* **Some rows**
****************************************

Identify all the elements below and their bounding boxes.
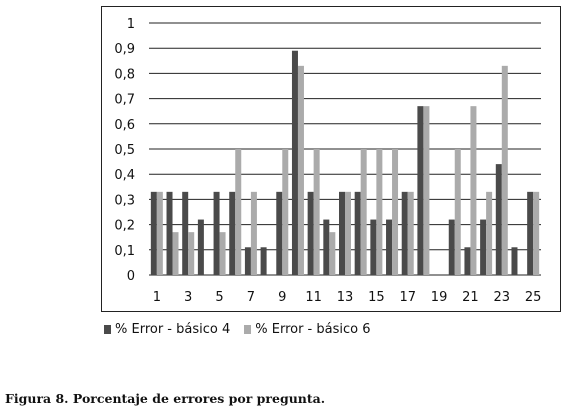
bar-series1-cat-3 — [182, 191, 189, 275]
legend-item-basico-4: % Error - básico 4 — [104, 322, 230, 337]
bar-series2-cat-2 — [172, 232, 179, 275]
x-tick-label: 1 — [153, 290, 161, 305]
bar-series2-cat-17 — [407, 191, 414, 275]
bar-series2-cat-23 — [501, 65, 508, 275]
bar-series2-cat-6 — [235, 149, 242, 275]
bar-series2-cat-15 — [376, 149, 383, 275]
x-tick-label: 13 — [337, 290, 354, 305]
bar-series1-cat-20 — [448, 219, 455, 275]
legend-item-basico-6: % Error - básico 6 — [244, 322, 371, 337]
bar-series1-cat-25 — [527, 191, 534, 275]
bar-series1-cat-10 — [291, 50, 298, 275]
bar-series1-cat-18 — [417, 106, 424, 275]
bar-series2-cat-12 — [329, 232, 336, 275]
y-tick-label: 0 — [127, 269, 135, 284]
x-tick-label: 23 — [494, 290, 511, 305]
x-tick-label: 7 — [247, 290, 255, 305]
y-tick-label: 0,3 — [114, 193, 135, 208]
bar-series1-cat-21 — [464, 247, 471, 275]
y-tick-label: 0,9 — [114, 42, 135, 57]
bar-series1-cat-16 — [386, 219, 393, 275]
x-tick-label: 25 — [525, 290, 542, 305]
bar-series1-cat-23 — [495, 164, 502, 275]
bar-series1-cat-24 — [511, 247, 518, 275]
bar-series1-cat-14 — [354, 191, 361, 275]
x-tick-label: 17 — [399, 290, 416, 305]
bar-series2-cat-1 — [156, 191, 163, 275]
y-tick-label: 0,2 — [114, 219, 135, 234]
bar-series2-cat-10 — [297, 65, 304, 275]
bar-series2-cat-22 — [486, 191, 493, 275]
x-tick-label: 15 — [368, 290, 385, 305]
bar-series2-cat-16 — [392, 149, 399, 275]
legend-swatch-basico-6 — [244, 325, 252, 334]
bar-series1-cat-15 — [370, 219, 377, 275]
bar-series2-cat-9 — [282, 149, 289, 275]
bar-series1-cat-7 — [244, 247, 251, 275]
bar-series2-cat-21 — [470, 106, 477, 275]
y-tick-label: 0,1 — [114, 244, 135, 259]
bar-series2-cat-14 — [360, 149, 367, 275]
bar-series1-cat-17 — [401, 191, 408, 275]
x-tick-label: 3 — [184, 290, 192, 305]
bar-series2-cat-18 — [423, 106, 430, 275]
bar-series2-cat-5 — [219, 232, 226, 275]
bar-series1-cat-5 — [213, 191, 220, 275]
bar-series2-cat-11 — [313, 149, 320, 275]
legend-swatch-basico-4 — [104, 325, 111, 334]
x-tick-label: 21 — [462, 290, 479, 305]
bar-series1-cat-12 — [323, 219, 330, 275]
bar-chart: 00,10,20,30,40,50,60,70,80,911 3 5 7 9 11 13 15… — [114, 17, 542, 305]
y-tick-label: 0,5 — [114, 143, 135, 158]
bar-series1-cat-22 — [480, 219, 487, 275]
bar-series2-cat-20 — [454, 149, 461, 275]
y-tick-label: 0,8 — [114, 67, 135, 82]
bar-series1-cat-4 — [197, 219, 204, 275]
bar-series1-cat-9 — [276, 191, 283, 275]
bar-series1-cat-13 — [339, 191, 345, 275]
legend-label-basico-4: % Error - básico 4 — [115, 322, 231, 337]
y-tick-label: 0,4 — [114, 168, 135, 183]
y-tick-label: 0,7 — [114, 93, 135, 108]
bar-series2-cat-3 — [188, 232, 195, 275]
x-tick-label: 11 — [305, 290, 322, 305]
bar-series2-cat-25 — [533, 191, 540, 275]
x-tick-label: 19 — [431, 290, 448, 305]
bar-series1-cat-6 — [229, 191, 236, 275]
bar-series2-cat-7 — [250, 191, 257, 275]
bar-series1-cat-2 — [166, 191, 173, 275]
bar-series1-cat-8 — [260, 247, 267, 275]
y-tick-label: 0,6 — [114, 118, 135, 133]
x-tick-label: 9 — [278, 290, 286, 305]
legend: % Error - básico 4 % Error - básico 6 — [104, 322, 385, 337]
legend-label-basico-6: % Error - básico 6 — [255, 322, 371, 337]
bar-series1-cat-1 — [150, 191, 157, 275]
bar-series1-cat-11 — [307, 191, 314, 275]
y-tick-label: 1 — [127, 17, 135, 32]
bar-series2-cat-13 — [345, 191, 351, 275]
x-tick-label: 5 — [215, 290, 223, 305]
figure-caption: Figura 8. Porcentaje de errores por preg… — [5, 391, 326, 406]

****************************************

* **What is needed**
Arrange every line of the rows above as a JSON list of strings, one string per line, omitting blank lines. Leave the pictures out of the answer.

* **The completed task**
[
  "Identify all the elements below and their bounding boxes.",
  "bar-series1-cat-3 — [182, 191, 189, 275]",
  "legend-item-basico-4: % Error - básico 4 — [104, 322, 230, 337]",
  "bar-series2-cat-2 — [172, 232, 179, 275]",
  "x-tick-label: 1 — [153, 290, 161, 305]",
  "bar-series2-cat-17 — [407, 191, 414, 275]",
  "bar-series2-cat-23 — [501, 65, 508, 275]",
  "bar-series2-cat-6 — [235, 149, 242, 275]",
  "bar-series2-cat-15 — [376, 149, 383, 275]",
  "x-tick-label: 13 — [337, 290, 354, 305]",
  "bar-series1-cat-20 — [448, 219, 455, 275]",
  "legend-item-basico-6: % Error - básico 6 — [244, 322, 371, 337]",
  "bar-series1-cat-25 — [527, 191, 534, 275]",
  "bar-series1-cat-10 — [291, 50, 298, 275]",
  "bar-series1-cat-18 — [417, 106, 424, 275]",
  "bar-series2-cat-12 — [329, 232, 336, 275]",
  "y-tick-label: 0 — [127, 269, 135, 284]",
  "x-tick-label: 23 — [494, 290, 511, 305]",
  "x-tick-label: 7 — [247, 290, 255, 305]",
  "y-tick-label: 0,3 — [114, 193, 135, 208]",
  "bar-series1-cat-21 — [464, 247, 471, 275]",
  "y-tick-label: 0,9 — [114, 42, 135, 57]",
  "bar-series1-cat-16 — [386, 219, 393, 275]",
  "x-tick-label: 25 — [525, 290, 542, 305]",
  "bar-series1-cat-23 — [495, 164, 502, 275]",
  "bar-series1-cat-24 — [511, 247, 518, 275]",
  "bar-series1-cat-14 — [354, 191, 361, 275]",
  "x-tick-label: 17 — [399, 290, 416, 305]",
  "bar-series2-cat-1 — [156, 191, 163, 275]",
  "y-tick-label: 0,2 — [114, 219, 135, 234]",
  "bar-series2-cat-10 — [297, 65, 304, 275]",
  "bar-series2-cat-22 — [486, 191, 493, 275]",
  "x-tick-label: 15 — [368, 290, 385, 305]",
  "bar-series2-cat-16 — [392, 149, 399, 275]",
  "legend-swatch-basico-6 — [244, 325, 252, 334]",
  "bar-series1-cat-15 — [370, 219, 377, 275]",
  "bar-series2-cat-9 — [282, 149, 289, 275]",
  "bar-series1-cat-7 — [244, 247, 251, 275]",
  "bar-series2-cat-21 — [470, 106, 477, 275]",
  "y-tick-label: 0,1 — [114, 244, 135, 259]",
  "bar-series2-cat-14 — [360, 149, 367, 275]",
  "bar-series1-cat-17 — [401, 191, 408, 275]",
  "x-tick-label: 3 — [184, 290, 192, 305]",
  "bar-series2-cat-18 — [423, 106, 430, 275]",
  "bar-series2-cat-5 — [219, 232, 226, 275]",
  "bar-series1-cat-5 — [213, 191, 220, 275]",
  "bar-series2-cat-11 — [313, 149, 320, 275]",
  "legend-swatch-basico-4 — [104, 325, 111, 334]",
  "x-tick-label: 21 — [462, 290, 479, 305]",
  "bar-series1-cat-12 — [323, 219, 330, 275]",
  "bar-chart: 00,10,20,30,40,50,60,70,80,911 3 5 7 9 11 13 15… — [114, 17, 542, 305]",
  "y-tick-label: 0,5 — [114, 143, 135, 158]",
  "bar-series1-cat-22 — [480, 219, 487, 275]",
  "bar-series2-cat-20 — [454, 149, 461, 275]",
  "y-tick-label: 0,8 — [114, 67, 135, 82]",
  "bar-series1-cat-4 — [197, 219, 204, 275]",
  "bar-series1-cat-9 — [276, 191, 283, 275]",
  "bar-series1-cat-13 — [339, 191, 345, 275]",
  "legend-label-basico-4: % Error - básico 4 — [115, 322, 231, 337]",
  "y-tick-label: 0,4 — [114, 168, 135, 183]",
  "y-tick-label: 0,7 — [114, 93, 135, 108]",
  "bar-series2-cat-3 — [188, 232, 195, 275]",
  "x-tick-label: 11 — [305, 290, 322, 305]",
  "bar-series2-cat-25 — [533, 191, 540, 275]",
  "x-tick-label: 19 — [431, 290, 448, 305]",
  "bar-series1-cat-6 — [229, 191, 236, 275]",
  "bar-series2-cat-7 — [250, 191, 257, 275]",
  "bar-series1-cat-2 — [166, 191, 173, 275]",
  "bar-series1-cat-8 — [260, 247, 267, 275]",
  "y-tick-label: 0,6 — [114, 118, 135, 133]",
  "x-tick-label: 9 — [278, 290, 286, 305]",
  "legend: % Error - básico 4 % Error - básico 6 — [104, 322, 385, 337]",
  "legend-label-basico-6: % Error - básico 6 — [255, 322, 371, 337]",
  "bar-series1-cat-1 — [150, 191, 157, 275]",
  "bar-series1-cat-11 — [307, 191, 314, 275]",
  "y-tick-label: 1 — [127, 17, 135, 32]",
  "bar-series2-cat-13 — [345, 191, 351, 275]",
  "x-tick-label: 5 — [215, 290, 223, 305]",
  "figure-caption: Figura 8. Porcentaje de errores por preg… — [5, 391, 326, 406]"
]